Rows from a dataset
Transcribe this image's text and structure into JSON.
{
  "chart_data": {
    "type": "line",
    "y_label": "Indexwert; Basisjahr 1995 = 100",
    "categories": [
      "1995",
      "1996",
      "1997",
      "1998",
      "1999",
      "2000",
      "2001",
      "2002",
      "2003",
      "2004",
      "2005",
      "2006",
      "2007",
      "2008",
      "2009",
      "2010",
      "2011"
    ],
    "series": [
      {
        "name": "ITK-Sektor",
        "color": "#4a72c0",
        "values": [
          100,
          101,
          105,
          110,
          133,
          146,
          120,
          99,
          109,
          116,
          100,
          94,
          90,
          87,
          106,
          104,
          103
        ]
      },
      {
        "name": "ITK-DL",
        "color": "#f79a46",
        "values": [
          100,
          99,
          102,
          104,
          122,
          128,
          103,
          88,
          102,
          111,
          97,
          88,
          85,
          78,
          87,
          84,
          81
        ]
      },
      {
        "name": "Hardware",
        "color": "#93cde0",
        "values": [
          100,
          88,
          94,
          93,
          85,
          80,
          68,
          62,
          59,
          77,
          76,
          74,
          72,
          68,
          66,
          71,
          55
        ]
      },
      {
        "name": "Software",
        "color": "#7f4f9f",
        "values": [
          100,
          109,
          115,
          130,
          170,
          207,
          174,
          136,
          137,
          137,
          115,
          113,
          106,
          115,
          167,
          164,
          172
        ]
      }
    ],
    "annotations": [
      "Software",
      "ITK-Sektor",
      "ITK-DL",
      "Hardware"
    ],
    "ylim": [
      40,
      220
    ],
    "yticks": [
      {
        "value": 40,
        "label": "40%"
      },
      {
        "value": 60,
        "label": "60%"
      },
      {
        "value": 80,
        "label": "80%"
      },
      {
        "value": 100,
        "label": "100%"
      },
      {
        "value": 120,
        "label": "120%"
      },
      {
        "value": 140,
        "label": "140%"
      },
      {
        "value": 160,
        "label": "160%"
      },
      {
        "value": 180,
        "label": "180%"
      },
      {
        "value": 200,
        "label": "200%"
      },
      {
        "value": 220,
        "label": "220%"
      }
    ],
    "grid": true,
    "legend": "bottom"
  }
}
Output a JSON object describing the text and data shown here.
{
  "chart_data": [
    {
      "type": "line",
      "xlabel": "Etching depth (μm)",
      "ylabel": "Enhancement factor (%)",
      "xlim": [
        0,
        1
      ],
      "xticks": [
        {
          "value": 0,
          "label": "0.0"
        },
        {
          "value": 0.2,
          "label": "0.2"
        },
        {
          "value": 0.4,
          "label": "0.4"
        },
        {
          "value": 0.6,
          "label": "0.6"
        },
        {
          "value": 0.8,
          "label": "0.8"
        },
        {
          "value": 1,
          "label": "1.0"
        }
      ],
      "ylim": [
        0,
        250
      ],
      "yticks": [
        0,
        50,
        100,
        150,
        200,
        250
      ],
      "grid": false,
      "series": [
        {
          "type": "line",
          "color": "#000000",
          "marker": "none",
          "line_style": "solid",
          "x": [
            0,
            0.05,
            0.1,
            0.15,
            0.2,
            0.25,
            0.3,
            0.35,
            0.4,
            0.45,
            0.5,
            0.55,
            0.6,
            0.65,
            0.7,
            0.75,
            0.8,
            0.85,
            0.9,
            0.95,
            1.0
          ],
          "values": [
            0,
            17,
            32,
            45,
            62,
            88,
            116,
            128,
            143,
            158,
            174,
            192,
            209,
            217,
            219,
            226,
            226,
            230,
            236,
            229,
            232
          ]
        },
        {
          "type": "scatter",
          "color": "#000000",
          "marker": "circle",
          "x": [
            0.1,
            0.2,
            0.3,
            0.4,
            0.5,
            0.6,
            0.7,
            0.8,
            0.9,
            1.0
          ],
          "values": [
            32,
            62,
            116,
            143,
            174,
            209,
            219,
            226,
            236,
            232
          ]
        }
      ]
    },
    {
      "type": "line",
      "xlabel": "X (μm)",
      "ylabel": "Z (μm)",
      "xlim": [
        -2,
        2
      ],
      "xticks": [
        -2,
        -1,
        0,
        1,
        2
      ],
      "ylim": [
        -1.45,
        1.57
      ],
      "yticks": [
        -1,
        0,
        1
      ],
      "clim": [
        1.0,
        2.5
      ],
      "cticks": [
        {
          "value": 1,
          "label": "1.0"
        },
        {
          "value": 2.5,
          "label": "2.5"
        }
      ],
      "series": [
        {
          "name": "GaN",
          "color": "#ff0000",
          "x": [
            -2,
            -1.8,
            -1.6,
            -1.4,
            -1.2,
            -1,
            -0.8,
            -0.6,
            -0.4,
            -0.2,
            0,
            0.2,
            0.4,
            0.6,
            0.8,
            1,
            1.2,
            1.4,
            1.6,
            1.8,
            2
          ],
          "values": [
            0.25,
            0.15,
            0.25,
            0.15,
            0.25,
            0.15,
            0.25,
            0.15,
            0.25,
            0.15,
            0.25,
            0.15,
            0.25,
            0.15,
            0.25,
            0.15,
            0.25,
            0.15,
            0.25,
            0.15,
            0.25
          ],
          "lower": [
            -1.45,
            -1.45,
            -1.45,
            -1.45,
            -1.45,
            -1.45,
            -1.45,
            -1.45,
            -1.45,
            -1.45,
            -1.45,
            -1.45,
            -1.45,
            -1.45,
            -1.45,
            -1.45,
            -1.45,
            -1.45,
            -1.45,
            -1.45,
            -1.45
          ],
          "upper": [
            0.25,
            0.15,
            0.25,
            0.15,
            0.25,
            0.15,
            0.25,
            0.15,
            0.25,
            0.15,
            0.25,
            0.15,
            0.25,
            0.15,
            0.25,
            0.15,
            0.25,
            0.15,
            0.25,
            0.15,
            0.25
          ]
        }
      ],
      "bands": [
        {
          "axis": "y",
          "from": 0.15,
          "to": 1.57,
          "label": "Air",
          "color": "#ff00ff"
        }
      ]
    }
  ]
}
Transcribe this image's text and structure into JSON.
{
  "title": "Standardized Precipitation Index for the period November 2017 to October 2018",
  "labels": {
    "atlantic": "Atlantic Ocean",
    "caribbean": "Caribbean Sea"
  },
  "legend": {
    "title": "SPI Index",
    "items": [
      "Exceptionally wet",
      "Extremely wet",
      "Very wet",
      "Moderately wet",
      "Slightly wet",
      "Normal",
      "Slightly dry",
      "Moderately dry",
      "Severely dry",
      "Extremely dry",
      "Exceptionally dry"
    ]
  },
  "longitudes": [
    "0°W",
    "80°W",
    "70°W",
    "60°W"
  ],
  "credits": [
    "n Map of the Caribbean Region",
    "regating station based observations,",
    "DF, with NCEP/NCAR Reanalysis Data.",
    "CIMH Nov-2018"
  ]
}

• [Your goal] Transcribe all of the lines in the records precisely.

• [Written solution]
Transcribe this image's text and structure into JSON.
{
  "chart_data": {
    "type": "line",
    "y_label": "Indexwert; Basisjahr 1995 = 100",
    "categories": [
      "1995",
      "1996",
      "1997",
      "1998",
      "1999",
      "2000",
      "2001",
      "2002",
      "2003",
      "2004",
      "2005",
      "2006",
      "2007",
      "2008",
      "2009",
      "2010",
      "2011"
    ],
    "series": [
      {
        "name": "ITK-Sektor",
        "color": "#4a72c0",
        "values": [
          100,
          101,
          105,
          110,
          133,
          146,
          120,
          99,
          109,
          116,
          100,
          94,
          90,
          87,
          106,
          104,
          103
        ]
      },
      {
        "name": "ITK-DL",
        "color": "#f79a46",
        "values": [
          100,
          99,
          102,
          104,
          122,
          128,
          103,
          88,
          102,
          111,
          97,
          88,
          85,
          78,
          87,
          84,
          81
        ]
      },
      {
        "name": "Hardware",
        "color": "#93cde0",
        "values": [
          100,
          88,
          94,
          93,
          85,
          80,
          68,
          62,
          59,
          77,
          76,
          74,
          72,
          68,
          66,
          71,
          55
        ]
      },
      {
        "name": "Software",
        "color": "#7f4f9f",
        "values": [
          100,
          109,
          115,
          130,
          170,
          207,
          174,
          136,
          137,
          137,
          115,
          113,
          106,
          115,
          167,
          164,
          172
        ]
      }
    ],
    "annotations": [
      "Software",
      "ITK-Sektor",
      "ITK-DL",
      "Hardware"
    ],
    "ylim": [
      40,
      220
    ],
    "yticks": [
      {
        "value": 40,
        "label": "40%"
      },
      {
        "value": 60,
        "label": "60%"
      },
      {
        "value": 80,
        "label": "80%"
      },
      {
        "value": 100,
        "label": "100%"
      },
      {
        "value": 120,
        "label": "120%"
      },
      {
        "value": 140,
        "label": "140%"
      },
      {
        "value": 160,
        "label": "160%"
      },
      {
        "value": 180,
        "label": "180%"
      },
      {
        "value": 200,
        "label": "200%"
      },
      {
        "value": 220,
        "label": "220%"
      }
    ],
    "grid": true,
    "legend": "bottom"
  }
}
Output a JSON object describing the text and data shown here.
{
  "chart_data": [
    {
      "type": "line",
      "xlabel": "Etching depth (μm)",
      "ylabel": "Enhancement factor (%)",
      "xlim": [
        0,
        1
      ],
      "xticks": [
        {
          "value": 0,
          "label": "0.0"
        },
        {
          "value": 0.2,
          "label": "0.2"
        },
        {
          "value": 0.4,
          "label": "0.4"
        },
        {
          "value": 0.6,
          "label": "0.6"
        },
        {
          "value": 0.8,
          "label": "0.8"
        },
        {
          "value": 1,
          "label": "1.0"
        }
      ],
      "ylim": [
        0,
        250
      ],
      "yticks": [
        0,
        50,
        100,
        150,
        200,
        250
      ],
      "grid": false,
      "series": [
        {
          "type": "line",
          "color": "#000000",
          "marker": "none",
          "line_style": "solid",
          "x": [
            0,
            0.05,
            0.1,
            0.15,
            0.2,
            0.25,
            0.3,
            0.35,
            0.4,
            0.45,
            0.5,
            0.55,
            0.6,
            0.65,
            0.7,
            0.75,
            0.8,
            0.85,
            0.9,
            0.95,
            1.0
          ],
          "values": [
            0,
            17,
            32,
            45,
            62,
            88,
            116,
            128,
            143,
            158,
            174,
            192,
            209,
            217,
            219,
            226,
            226,
            230,
            236,
            229,
            232
          ]
        },
        {
          "type": "scatter",
          "color": "#000000",
          "marker": "circle",
          "x": [
            0.1,
            0.2,
            0.3,
            0.4,
            0.5,
            0.6,
            0.7,
            0.8,
            0.9,
            1.0
          ],
          "values": [
            32,
            62,
            116,
            143,
            174,
            209,
            219,
            226,
            236,
            232
          ]
        }
      ]
    },
    {
      "type": "line",
      "xlabel": "X (μm)",
      "ylabel": "Z (μm)",
      "xlim": [
        -2,
        2
      ],
      "xticks": [
        -2,
        -1,
        0,
        1,
        2
      ],
      "ylim": [
        -1.45,
        1.57
      ],
      "yticks": [
        -1,
        0,
        1
      ],
      "clim": [
        1.0,
        2.5
      ],
      "cticks": [
        {
          "value": 1,
          "label": "1.0"
        },
        {
          "value": 2.5,
          "label": "2.5"
        }
      ],
      "series": [
        {
          "name": "GaN",
          "color": "#ff0000",
          "x": [
            -2,
            -1.8,
            -1.6,
            -1.4,
            -1.2,
            -1,
            -0.8,
            -0.6,
            -0.4,
            -0.2,
            0,
            0.2,
            0.4,
            0.6,
            0.8,
            1,
            1.2,
            1.4,
            1.6,
            1.8,
            2
          ],
          "values": [
            0.25,
            0.15,
            0.25,
            0.15,
            0.25,
            0.15,
            0.25,
            0.15,
            0.25,
            0.15,
            0.25,
            0.15,
            0.25,
            0.15,
            0.25,
            0.15,
            0.25,
            0.15,
            0.25,
            0.15,
            0.25
          ],
          "lower": [
            -1.45,
            -1.45,
            -1.45,
            -1.45,
            -1.45,
            -1.45,
            -1.45,
            -1.45,
            -1.45,
            -1.45,
            -1.45,
            -1.45,
            -1.45,
            -1.45,
            -1.45,
            -1.45,
            -1.45,
            -1.45,
            -1.45,
            -1.45,
            -1.45
          ],
          "upper": [
            0.25,
            0.15,
            0.25,
            0.15,
            0.25,
            0.15,
            0.25,
            0.15,
            0.25,
            0.15,
            0.25,
            0.15,
            0.25,
            0.15,
            0.25,
            0.15,
            0.25,
            0.15,
            0.25,
            0.15,
            0.25
          ]
        }
      ],
      "bands": [
        {
          "axis": "y",
          "from": 0.15,
          "to": 1.57,
          "label": "Air",
          "color": "#ff00ff"
        }
      ]
    }
  ]
}
Transcribe this image's text and structure into JSON.
{
  "title": "Standardized Precipitation Index for the period November 2017 to October 2018",
  "labels": {
    "atlantic": "Atlantic Ocean",
    "caribbean": "Caribbean Sea"
  },
  "legend": {
    "title": "SPI Index",
    "items": [
      "Exceptionally wet",
      "Extremely wet",
      "Very wet",
      "Moderately wet",
      "Slightly wet",
      "Normal",
      "Slightly dry",
      "Moderately dry",
      "Severely dry",
      "Extremely dry",
      "Exceptionally dry"
    ]
  },
  "longitudes": [
    "0°W",
    "80°W",
    "70°W",
    "60°W"
  ],
  "credits": [
    "n Map of the Caribbean Region",
    "regating station based observations,",
    "DF, with NCEP/NCAR Reanalysis Data.",
    "CIMH Nov-2018"
  ]
}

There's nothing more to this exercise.